* Supplied entries
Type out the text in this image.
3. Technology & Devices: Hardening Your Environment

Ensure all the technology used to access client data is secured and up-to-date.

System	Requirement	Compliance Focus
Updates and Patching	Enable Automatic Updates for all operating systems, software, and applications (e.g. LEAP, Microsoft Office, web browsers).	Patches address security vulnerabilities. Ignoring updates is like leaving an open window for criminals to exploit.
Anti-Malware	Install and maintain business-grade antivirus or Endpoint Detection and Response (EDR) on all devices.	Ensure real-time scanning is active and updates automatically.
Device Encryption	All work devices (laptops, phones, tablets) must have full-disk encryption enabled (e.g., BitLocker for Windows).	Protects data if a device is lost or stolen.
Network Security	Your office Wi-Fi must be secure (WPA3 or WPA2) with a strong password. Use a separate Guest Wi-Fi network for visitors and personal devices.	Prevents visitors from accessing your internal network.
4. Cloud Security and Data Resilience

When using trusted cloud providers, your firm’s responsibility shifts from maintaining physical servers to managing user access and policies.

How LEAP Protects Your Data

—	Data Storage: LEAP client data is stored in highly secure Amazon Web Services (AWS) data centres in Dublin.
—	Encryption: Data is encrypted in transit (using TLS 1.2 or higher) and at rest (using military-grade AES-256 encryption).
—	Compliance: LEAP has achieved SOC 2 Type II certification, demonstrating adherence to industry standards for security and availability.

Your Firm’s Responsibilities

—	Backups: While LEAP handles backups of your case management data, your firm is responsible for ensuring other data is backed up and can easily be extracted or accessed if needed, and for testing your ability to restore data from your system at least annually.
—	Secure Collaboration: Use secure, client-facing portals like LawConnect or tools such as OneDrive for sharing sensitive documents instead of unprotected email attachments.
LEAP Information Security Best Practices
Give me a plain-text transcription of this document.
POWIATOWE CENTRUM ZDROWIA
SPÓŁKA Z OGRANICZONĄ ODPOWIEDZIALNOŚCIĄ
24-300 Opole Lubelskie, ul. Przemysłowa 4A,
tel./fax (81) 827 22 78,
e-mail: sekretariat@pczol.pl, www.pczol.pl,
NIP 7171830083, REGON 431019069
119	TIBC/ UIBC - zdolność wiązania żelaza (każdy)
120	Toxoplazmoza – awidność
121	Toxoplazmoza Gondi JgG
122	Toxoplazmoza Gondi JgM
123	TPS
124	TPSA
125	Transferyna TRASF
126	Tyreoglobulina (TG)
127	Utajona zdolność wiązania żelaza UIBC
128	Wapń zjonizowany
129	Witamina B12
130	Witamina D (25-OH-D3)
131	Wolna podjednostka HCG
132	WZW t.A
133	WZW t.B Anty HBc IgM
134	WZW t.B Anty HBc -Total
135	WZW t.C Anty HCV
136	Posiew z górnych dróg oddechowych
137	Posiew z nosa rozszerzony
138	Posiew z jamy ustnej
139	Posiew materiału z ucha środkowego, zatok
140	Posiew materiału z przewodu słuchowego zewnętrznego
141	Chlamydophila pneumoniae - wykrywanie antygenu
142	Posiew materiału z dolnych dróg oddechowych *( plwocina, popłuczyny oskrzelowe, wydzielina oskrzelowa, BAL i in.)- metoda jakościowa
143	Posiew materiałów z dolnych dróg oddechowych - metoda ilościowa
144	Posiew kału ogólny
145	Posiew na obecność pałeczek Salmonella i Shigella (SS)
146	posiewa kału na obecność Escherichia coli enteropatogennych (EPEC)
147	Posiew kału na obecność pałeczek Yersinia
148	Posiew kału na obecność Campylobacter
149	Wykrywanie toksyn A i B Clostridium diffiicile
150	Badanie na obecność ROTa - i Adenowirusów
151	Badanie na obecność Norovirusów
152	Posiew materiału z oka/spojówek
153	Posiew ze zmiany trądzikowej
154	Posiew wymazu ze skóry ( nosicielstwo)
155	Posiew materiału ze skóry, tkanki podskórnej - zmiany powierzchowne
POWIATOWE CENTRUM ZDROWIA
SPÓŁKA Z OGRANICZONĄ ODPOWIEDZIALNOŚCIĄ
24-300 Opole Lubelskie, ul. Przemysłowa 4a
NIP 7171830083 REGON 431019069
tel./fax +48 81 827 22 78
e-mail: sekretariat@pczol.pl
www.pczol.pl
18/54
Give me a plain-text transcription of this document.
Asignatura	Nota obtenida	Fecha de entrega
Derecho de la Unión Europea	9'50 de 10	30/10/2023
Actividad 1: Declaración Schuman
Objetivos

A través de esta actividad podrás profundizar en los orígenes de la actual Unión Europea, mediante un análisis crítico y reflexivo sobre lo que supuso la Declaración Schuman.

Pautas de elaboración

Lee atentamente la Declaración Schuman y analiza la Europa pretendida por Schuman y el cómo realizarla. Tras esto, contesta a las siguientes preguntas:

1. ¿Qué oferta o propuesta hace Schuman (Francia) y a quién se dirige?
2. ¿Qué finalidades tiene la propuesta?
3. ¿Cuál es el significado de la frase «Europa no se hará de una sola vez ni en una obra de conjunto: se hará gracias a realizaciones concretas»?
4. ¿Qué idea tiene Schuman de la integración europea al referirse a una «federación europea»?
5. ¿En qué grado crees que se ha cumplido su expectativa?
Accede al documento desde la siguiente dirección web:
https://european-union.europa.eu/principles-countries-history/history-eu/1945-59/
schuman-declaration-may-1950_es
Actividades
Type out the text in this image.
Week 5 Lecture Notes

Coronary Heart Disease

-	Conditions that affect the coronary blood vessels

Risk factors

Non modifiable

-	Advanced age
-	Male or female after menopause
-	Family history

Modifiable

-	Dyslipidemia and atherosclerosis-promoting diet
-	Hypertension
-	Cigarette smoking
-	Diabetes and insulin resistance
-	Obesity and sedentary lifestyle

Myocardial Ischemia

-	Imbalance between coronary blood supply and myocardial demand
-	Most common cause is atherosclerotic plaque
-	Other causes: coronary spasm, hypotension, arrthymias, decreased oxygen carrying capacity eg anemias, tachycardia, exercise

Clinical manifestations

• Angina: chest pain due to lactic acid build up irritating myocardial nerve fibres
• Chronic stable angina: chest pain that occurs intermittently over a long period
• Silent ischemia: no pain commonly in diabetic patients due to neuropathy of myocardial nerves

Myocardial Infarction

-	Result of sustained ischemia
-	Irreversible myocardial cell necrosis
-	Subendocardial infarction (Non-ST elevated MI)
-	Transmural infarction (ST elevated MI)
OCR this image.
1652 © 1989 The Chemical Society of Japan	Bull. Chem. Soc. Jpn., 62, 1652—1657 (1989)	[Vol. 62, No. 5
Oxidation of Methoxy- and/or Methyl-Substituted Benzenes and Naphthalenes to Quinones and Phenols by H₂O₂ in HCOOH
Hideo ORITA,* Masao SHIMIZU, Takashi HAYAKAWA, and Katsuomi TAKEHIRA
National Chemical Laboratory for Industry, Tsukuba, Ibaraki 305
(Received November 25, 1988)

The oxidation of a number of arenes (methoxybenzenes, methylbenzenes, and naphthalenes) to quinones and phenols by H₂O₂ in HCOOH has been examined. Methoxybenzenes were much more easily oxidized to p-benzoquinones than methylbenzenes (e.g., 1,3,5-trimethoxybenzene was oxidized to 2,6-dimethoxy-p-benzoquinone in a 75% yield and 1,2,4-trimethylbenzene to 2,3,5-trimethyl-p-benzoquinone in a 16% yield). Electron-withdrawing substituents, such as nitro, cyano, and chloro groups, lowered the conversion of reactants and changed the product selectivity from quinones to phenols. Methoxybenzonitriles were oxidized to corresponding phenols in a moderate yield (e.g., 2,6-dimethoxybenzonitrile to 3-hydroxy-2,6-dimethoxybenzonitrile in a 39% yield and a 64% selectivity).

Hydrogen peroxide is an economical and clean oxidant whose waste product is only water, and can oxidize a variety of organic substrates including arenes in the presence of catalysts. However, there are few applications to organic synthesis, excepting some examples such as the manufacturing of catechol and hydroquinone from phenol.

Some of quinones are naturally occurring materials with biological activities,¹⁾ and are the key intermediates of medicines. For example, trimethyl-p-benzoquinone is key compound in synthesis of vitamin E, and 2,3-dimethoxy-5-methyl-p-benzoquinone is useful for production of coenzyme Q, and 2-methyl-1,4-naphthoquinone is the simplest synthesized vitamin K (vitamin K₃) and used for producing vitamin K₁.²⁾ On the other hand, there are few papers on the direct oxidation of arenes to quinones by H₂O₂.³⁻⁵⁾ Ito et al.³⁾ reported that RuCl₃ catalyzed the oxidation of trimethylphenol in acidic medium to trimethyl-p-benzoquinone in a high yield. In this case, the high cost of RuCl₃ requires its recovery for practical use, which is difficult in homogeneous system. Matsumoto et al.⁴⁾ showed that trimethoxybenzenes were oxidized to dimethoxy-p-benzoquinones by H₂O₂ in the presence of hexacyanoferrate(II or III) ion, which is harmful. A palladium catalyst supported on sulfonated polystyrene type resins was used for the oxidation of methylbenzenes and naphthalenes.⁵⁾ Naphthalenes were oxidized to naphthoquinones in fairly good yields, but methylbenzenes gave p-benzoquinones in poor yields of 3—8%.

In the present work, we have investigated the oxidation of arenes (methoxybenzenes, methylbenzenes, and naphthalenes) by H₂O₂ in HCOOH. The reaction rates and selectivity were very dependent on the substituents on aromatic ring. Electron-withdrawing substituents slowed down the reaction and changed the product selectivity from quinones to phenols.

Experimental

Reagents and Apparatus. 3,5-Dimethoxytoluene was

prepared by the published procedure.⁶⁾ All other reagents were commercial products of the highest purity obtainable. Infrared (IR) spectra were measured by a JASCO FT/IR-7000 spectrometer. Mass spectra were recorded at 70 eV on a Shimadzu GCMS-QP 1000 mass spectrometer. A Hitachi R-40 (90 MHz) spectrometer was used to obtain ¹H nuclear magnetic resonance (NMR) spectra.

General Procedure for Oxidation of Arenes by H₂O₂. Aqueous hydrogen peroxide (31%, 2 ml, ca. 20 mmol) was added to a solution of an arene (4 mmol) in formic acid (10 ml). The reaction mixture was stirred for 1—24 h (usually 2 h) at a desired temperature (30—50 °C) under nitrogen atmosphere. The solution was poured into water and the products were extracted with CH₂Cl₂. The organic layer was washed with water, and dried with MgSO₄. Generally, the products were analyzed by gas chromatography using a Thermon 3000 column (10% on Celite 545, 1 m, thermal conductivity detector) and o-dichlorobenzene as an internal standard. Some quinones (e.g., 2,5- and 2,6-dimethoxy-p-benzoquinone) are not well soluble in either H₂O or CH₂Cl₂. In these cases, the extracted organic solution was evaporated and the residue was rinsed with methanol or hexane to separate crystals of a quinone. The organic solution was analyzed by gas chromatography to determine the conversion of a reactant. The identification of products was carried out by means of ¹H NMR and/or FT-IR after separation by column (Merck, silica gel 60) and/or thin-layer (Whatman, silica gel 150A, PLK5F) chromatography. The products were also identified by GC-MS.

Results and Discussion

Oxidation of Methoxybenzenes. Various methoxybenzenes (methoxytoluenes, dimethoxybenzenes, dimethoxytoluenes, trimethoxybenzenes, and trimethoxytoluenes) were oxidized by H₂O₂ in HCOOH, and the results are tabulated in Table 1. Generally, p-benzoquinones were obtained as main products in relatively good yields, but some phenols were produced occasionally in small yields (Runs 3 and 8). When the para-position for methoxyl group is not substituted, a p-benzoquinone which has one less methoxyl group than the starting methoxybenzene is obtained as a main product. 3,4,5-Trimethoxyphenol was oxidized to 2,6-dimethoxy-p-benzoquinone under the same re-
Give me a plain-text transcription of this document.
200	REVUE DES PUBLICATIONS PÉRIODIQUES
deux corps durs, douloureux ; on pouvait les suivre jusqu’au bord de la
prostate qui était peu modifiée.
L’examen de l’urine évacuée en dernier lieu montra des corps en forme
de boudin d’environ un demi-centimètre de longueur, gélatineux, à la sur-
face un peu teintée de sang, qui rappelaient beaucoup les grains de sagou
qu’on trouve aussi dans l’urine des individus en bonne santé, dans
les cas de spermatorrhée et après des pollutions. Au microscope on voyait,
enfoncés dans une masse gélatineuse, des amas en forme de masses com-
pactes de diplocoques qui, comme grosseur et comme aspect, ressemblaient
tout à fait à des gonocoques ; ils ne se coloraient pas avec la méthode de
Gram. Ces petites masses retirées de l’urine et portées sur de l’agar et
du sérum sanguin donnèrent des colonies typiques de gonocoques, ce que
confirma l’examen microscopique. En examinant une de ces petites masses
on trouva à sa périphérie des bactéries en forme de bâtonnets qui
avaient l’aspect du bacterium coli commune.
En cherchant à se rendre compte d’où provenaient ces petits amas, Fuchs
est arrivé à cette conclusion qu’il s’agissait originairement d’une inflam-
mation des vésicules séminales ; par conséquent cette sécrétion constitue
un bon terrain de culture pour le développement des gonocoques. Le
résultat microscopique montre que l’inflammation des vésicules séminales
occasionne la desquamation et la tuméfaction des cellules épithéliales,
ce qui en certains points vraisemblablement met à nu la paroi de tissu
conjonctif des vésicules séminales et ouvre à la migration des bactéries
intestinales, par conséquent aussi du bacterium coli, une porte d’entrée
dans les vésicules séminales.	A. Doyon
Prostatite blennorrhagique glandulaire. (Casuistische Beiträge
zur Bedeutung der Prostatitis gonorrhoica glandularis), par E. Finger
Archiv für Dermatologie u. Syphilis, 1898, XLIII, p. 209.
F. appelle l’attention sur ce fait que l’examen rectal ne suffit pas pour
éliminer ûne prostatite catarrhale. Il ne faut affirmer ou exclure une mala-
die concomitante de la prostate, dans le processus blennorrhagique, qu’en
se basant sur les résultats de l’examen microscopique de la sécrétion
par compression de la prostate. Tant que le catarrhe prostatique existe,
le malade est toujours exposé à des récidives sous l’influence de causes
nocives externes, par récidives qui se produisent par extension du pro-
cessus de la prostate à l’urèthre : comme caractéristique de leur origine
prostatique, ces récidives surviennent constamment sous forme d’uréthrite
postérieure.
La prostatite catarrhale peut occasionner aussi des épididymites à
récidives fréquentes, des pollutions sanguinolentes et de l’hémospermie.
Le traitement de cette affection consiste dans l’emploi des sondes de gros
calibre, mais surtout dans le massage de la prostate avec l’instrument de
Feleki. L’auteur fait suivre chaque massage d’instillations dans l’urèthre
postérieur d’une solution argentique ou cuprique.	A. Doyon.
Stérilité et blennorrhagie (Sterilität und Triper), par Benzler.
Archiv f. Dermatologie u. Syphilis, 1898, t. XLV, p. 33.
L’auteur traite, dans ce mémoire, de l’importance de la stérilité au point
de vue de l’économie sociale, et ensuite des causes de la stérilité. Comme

* Exercise directions
Count, and answer with the number only: how many lines of the data include the string "auteur"?

* Response
2